What is asked: Copy every entry word for word. Skip the pictures.

Available data:
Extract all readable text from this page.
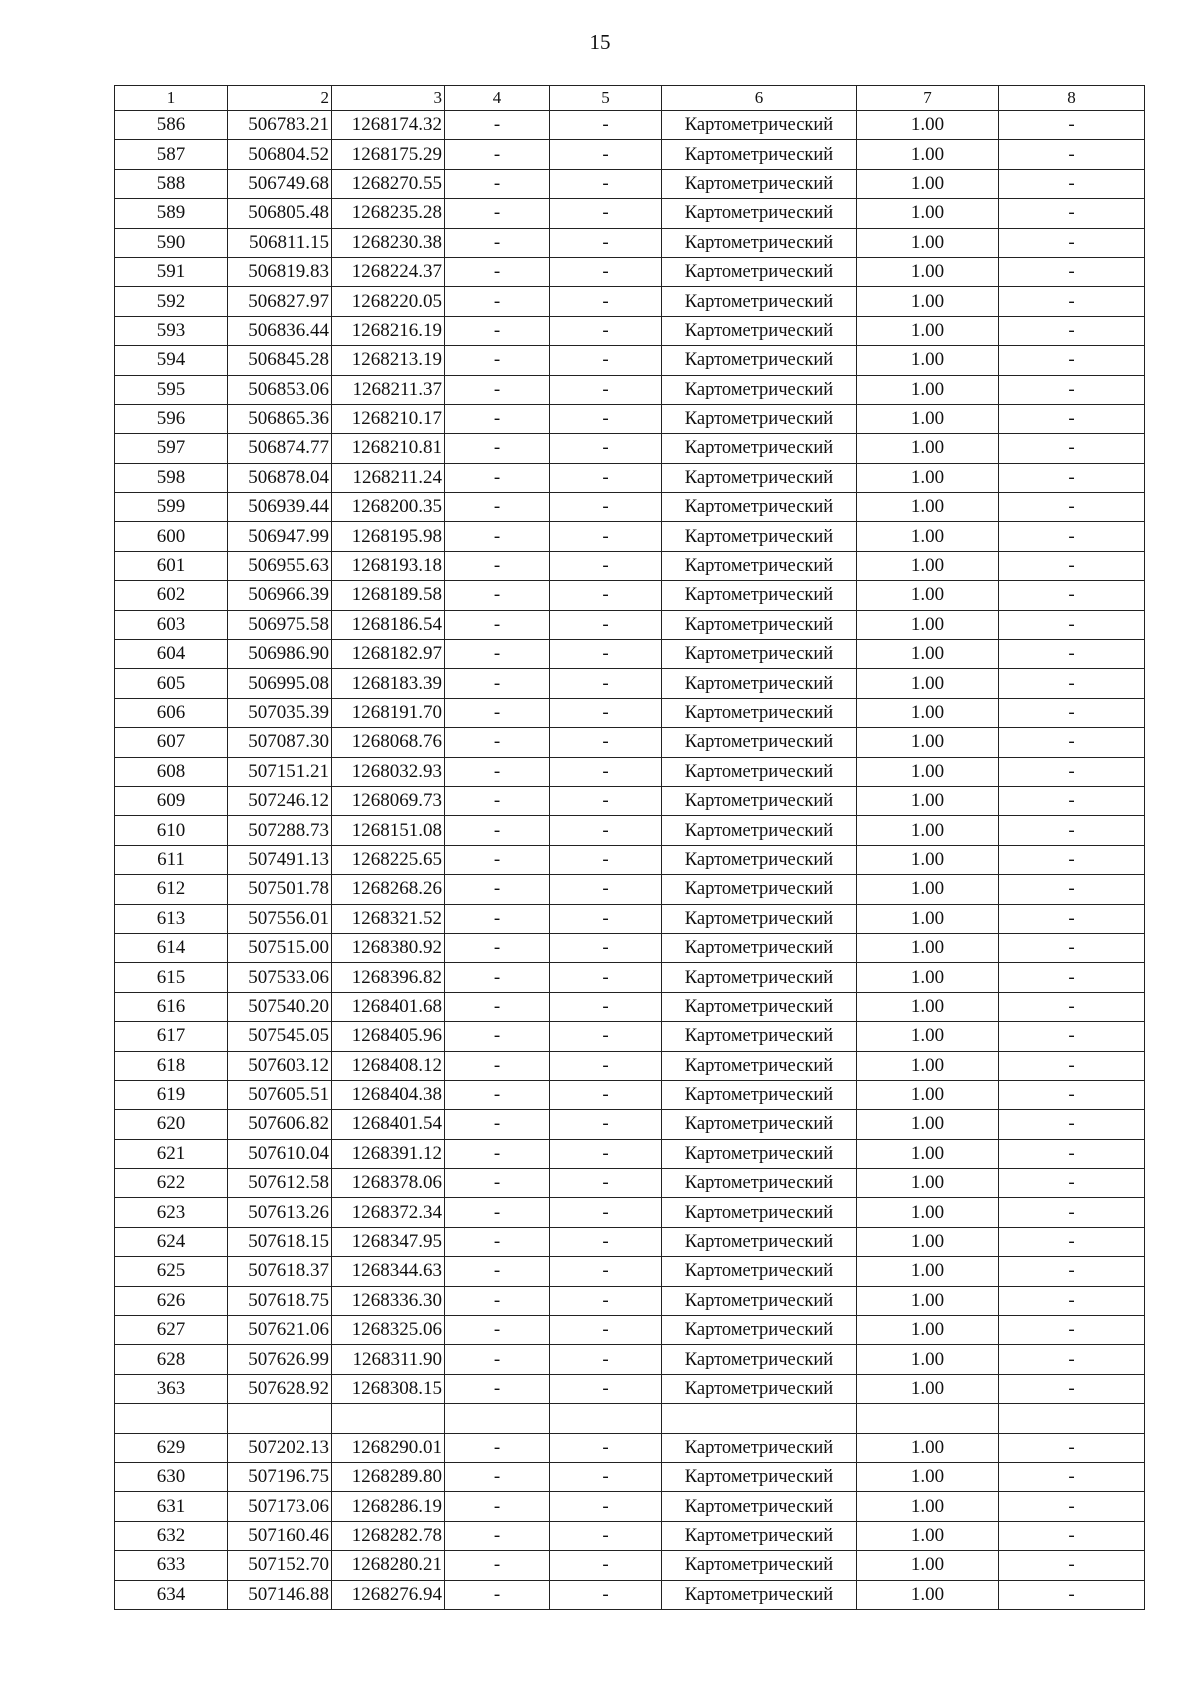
15
1	2	3	4	5	6	7	8
586	506783.21	1268174.32	-	-	Картометрический	1.00	-
587	506804.52	1268175.29	-	-	Картометрический	1.00	-
588	506749.68	1268270.55	-	-	Картометрический	1.00	-
589	506805.48	1268235.28	-	-	Картометрический	1.00	-
590	506811.15	1268230.38	-	-	Картометрический	1.00	-
591	506819.83	1268224.37	-	-	Картометрический	1.00	-
592	506827.97	1268220.05	-	-	Картометрический	1.00	-
593	506836.44	1268216.19	-	-	Картометрический	1.00	-
594	506845.28	1268213.19	-	-	Картометрический	1.00	-
595	506853.06	1268211.37	-	-	Картометрический	1.00	-
596	506865.36	1268210.17	-	-	Картометрический	1.00	-
597	506874.77	1268210.81	-	-	Картометрический	1.00	-
598	506878.04	1268211.24	-	-	Картометрический	1.00	-
599	506939.44	1268200.35	-	-	Картометрический	1.00	-
600	506947.99	1268195.98	-	-	Картометрический	1.00	-
601	506955.63	1268193.18	-	-	Картометрический	1.00	-
602	506966.39	1268189.58	-	-	Картометрический	1.00	-
603	506975.58	1268186.54	-	-	Картометрический	1.00	-
604	506986.90	1268182.97	-	-	Картометрический	1.00	-
605	506995.08	1268183.39	-	-	Картометрический	1.00	-
606	507035.39	1268191.70	-	-	Картометрический	1.00	-
607	507087.30	1268068.76	-	-	Картометрический	1.00	-
608	507151.21	1268032.93	-	-	Картометрический	1.00	-
609	507246.12	1268069.73	-	-	Картометрический	1.00	-
610	507288.73	1268151.08	-	-	Картометрический	1.00	-
611	507491.13	1268225.65	-	-	Картометрический	1.00	-
612	507501.78	1268268.26	-	-	Картометрический	1.00	-
613	507556.01	1268321.52	-	-	Картометрический	1.00	-
614	507515.00	1268380.92	-	-	Картометрический	1.00	-
615	507533.06	1268396.82	-	-	Картометрический	1.00	-
616	507540.20	1268401.68	-	-	Картометрический	1.00	-
617	507545.05	1268405.96	-	-	Картометрический	1.00	-
618	507603.12	1268408.12	-	-	Картометрический	1.00	-
619	507605.51	1268404.38	-	-	Картометрический	1.00	-
620	507606.82	1268401.54	-	-	Картометрический	1.00	-
621	507610.04	1268391.12	-	-	Картометрический	1.00	-
622	507612.58	1268378.06	-	-	Картометрический	1.00	-
623	507613.26	1268372.34	-	-	Картометрический	1.00	-
624	507618.15	1268347.95	-	-	Картометрический	1.00	-
625	507618.37	1268344.63	-	-	Картометрический	1.00	-
626	507618.75	1268336.30	-	-	Картометрический	1.00	-
627	507621.06	1268325.06	-	-	Картометрический	1.00	-
628	507626.99	1268311.90	-	-	Картометрический	1.00	-
363	507628.92	1268308.15	-	-	Картометрический	1.00	-

629	507202.13	1268290.01	-	-	Картометрический	1.00	-
630	507196.75	1268289.80	-	-	Картометрический	1.00	-
631	507173.06	1268286.19	-	-	Картометрический	1.00	-
632	507160.46	1268282.78	-	-	Картометрический	1.00	-
633	507152.70	1268280.21	-	-	Картометрический	1.00	-
634	507146.88	1268276.94	-	-	Картометрический	1.00	-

Correct result:
Extract all readable text from this page.
15
1	2	3	4	5	6	7	8
586	506783.21	1268174.32	-	-	Картометрический	1.00	-
587	506804.52	1268175.29	-	-	Картометрический	1.00	-
588	506749.68	1268270.55	-	-	Картометрический	1.00	-
589	506805.48	1268235.28	-	-	Картометрический	1.00	-
590	506811.15	1268230.38	-	-	Картометрический	1.00	-
591	506819.83	1268224.37	-	-	Картометрический	1.00	-
592	506827.97	1268220.05	-	-	Картометрический	1.00	-
593	506836.44	1268216.19	-	-	Картометрический	1.00	-
594	506845.28	1268213.19	-	-	Картометрический	1.00	-
595	506853.06	1268211.37	-	-	Картометрический	1.00	-
596	506865.36	1268210.17	-	-	Картометрический	1.00	-
597	506874.77	1268210.81	-	-	Картометрический	1.00	-
598	506878.04	1268211.24	-	-	Картометрический	1.00	-
599	506939.44	1268200.35	-	-	Картометрический	1.00	-
600	506947.99	1268195.98	-	-	Картометрический	1.00	-
601	506955.63	1268193.18	-	-	Картометрический	1.00	-
602	506966.39	1268189.58	-	-	Картометрический	1.00	-
603	506975.58	1268186.54	-	-	Картометрический	1.00	-
604	506986.90	1268182.97	-	-	Картометрический	1.00	-
605	506995.08	1268183.39	-	-	Картометрический	1.00	-
606	507035.39	1268191.70	-	-	Картометрический	1.00	-
607	507087.30	1268068.76	-	-	Картометрический	1.00	-
608	507151.21	1268032.93	-	-	Картометрический	1.00	-
609	507246.12	1268069.73	-	-	Картометрический	1.00	-
610	507288.73	1268151.08	-	-	Картометрический	1.00	-
611	507491.13	1268225.65	-	-	Картометрический	1.00	-
612	507501.78	1268268.26	-	-	Картометрический	1.00	-
613	507556.01	1268321.52	-	-	Картометрический	1.00	-
614	507515.00	1268380.92	-	-	Картометрический	1.00	-
615	507533.06	1268396.82	-	-	Картометрический	1.00	-
616	507540.20	1268401.68	-	-	Картометрический	1.00	-
617	507545.05	1268405.96	-	-	Картометрический	1.00	-
618	507603.12	1268408.12	-	-	Картометрический	1.00	-
619	507605.51	1268404.38	-	-	Картометрический	1.00	-
620	507606.82	1268401.54	-	-	Картометрический	1.00	-
621	507610.04	1268391.12	-	-	Картометрический	1.00	-
622	507612.58	1268378.06	-	-	Картометрический	1.00	-
623	507613.26	1268372.34	-	-	Картометрический	1.00	-
624	507618.15	1268347.95	-	-	Картометрический	1.00	-
625	507618.37	1268344.63	-	-	Картометрический	1.00	-
626	507618.75	1268336.30	-	-	Картометрический	1.00	-
627	507621.06	1268325.06	-	-	Картометрический	1.00	-
628	507626.99	1268311.90	-	-	Картометрический	1.00	-
363	507628.92	1268308.15	-	-	Картометрический	1.00	-

629	507202.13	1268290.01	-	-	Картометрический	1.00	-
630	507196.75	1268289.80	-	-	Картометрический	1.00	-
631	507173.06	1268286.19	-	-	Картометрический	1.00	-
632	507160.46	1268282.78	-	-	Картометрический	1.00	-
633	507152.70	1268280.21	-	-	Картометрический	1.00	-
634	507146.88	1268276.94	-	-	Картометрический	1.00	-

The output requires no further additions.